=== TASK DESCRIPTION ===
For each line that holds "xlabel", copy the line out.

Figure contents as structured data

Start

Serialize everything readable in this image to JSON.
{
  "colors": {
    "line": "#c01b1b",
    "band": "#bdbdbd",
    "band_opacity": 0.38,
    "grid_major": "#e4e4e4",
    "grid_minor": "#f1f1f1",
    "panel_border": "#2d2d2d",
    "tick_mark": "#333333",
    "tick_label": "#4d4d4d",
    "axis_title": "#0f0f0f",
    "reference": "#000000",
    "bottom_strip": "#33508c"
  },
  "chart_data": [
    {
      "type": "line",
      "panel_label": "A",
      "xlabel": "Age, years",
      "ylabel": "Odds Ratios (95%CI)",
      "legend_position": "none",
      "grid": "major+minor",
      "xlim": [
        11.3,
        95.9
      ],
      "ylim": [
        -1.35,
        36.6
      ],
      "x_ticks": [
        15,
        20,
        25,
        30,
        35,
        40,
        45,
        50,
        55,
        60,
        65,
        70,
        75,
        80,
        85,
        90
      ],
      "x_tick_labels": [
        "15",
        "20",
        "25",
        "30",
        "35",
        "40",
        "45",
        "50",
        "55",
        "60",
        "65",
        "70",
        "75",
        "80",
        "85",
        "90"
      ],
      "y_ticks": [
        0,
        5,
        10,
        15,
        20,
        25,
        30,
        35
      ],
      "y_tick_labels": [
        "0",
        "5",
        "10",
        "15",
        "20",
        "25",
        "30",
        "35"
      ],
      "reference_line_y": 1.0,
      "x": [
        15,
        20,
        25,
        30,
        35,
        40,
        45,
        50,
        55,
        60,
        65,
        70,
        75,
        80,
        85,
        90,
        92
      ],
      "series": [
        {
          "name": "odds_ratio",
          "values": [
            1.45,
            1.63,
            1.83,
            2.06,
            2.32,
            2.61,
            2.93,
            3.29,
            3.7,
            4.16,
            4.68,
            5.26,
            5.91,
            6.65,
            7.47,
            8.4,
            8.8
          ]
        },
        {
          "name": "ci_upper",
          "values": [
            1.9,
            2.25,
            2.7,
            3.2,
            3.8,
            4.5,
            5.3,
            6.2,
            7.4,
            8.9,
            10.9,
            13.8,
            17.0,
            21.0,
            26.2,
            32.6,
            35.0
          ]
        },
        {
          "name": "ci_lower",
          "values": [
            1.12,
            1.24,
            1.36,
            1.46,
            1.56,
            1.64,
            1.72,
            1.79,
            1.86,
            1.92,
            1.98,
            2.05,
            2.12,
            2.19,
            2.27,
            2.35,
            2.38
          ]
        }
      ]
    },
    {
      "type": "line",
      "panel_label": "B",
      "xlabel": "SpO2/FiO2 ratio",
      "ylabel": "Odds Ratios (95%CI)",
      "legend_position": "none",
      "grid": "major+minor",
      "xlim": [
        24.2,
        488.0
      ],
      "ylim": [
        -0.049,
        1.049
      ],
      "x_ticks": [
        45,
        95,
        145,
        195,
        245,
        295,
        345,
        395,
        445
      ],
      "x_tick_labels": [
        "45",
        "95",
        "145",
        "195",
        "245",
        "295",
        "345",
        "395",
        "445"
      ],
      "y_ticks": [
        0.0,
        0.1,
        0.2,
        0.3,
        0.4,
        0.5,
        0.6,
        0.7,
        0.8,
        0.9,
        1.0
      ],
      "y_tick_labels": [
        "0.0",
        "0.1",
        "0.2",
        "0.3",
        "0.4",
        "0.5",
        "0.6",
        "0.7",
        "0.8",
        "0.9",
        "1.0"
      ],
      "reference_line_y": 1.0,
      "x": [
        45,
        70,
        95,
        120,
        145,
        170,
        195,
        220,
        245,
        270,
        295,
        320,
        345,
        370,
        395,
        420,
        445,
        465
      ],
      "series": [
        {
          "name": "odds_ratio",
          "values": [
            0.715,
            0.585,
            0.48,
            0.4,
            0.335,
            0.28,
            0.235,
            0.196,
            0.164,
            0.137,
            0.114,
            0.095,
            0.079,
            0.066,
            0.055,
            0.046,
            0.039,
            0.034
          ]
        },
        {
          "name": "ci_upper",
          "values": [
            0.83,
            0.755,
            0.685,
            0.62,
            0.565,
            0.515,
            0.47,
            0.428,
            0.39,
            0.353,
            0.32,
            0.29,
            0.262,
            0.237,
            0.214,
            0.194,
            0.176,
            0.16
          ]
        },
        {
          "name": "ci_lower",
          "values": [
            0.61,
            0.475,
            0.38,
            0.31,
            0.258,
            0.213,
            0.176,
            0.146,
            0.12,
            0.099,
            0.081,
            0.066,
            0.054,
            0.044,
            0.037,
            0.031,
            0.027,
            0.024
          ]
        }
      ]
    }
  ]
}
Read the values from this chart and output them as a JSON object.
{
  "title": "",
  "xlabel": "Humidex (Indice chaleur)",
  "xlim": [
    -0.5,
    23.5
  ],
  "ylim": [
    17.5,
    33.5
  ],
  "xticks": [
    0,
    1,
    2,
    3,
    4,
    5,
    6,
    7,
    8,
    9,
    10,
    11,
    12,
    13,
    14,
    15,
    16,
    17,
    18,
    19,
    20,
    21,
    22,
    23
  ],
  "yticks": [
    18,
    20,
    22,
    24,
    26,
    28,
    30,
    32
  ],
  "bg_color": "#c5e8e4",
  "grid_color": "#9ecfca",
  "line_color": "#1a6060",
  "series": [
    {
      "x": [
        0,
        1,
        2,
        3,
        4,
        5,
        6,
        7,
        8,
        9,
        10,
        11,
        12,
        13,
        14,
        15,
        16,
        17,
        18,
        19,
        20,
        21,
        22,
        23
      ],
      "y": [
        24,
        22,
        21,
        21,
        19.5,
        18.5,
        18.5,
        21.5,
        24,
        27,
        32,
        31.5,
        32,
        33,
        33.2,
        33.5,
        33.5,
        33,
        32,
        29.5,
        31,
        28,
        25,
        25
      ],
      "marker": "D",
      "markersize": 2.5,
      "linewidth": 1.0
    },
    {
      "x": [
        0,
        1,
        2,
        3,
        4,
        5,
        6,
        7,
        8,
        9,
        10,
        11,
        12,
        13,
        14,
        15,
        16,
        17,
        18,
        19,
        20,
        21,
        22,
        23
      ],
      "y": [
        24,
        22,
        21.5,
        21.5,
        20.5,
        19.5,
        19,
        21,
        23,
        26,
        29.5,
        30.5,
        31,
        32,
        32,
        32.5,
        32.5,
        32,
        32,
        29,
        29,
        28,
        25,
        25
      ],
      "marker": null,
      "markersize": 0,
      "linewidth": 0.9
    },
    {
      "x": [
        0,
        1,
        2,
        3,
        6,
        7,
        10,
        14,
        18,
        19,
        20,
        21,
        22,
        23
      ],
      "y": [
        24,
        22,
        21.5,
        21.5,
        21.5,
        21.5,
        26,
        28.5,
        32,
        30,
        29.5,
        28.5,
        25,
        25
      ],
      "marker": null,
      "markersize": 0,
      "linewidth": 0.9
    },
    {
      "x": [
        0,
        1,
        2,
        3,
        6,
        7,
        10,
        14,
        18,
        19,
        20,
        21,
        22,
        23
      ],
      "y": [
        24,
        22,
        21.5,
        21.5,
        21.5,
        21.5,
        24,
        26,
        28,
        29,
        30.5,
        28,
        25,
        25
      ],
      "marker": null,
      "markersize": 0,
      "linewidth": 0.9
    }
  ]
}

End

=== ANSWER TO THIS EXERCISE ===
      "xlabel": "Age, years",
      "xlabel": "SpO2/FiO2 ratio",
  "xlabel": "Humidex (Indice chaleur)",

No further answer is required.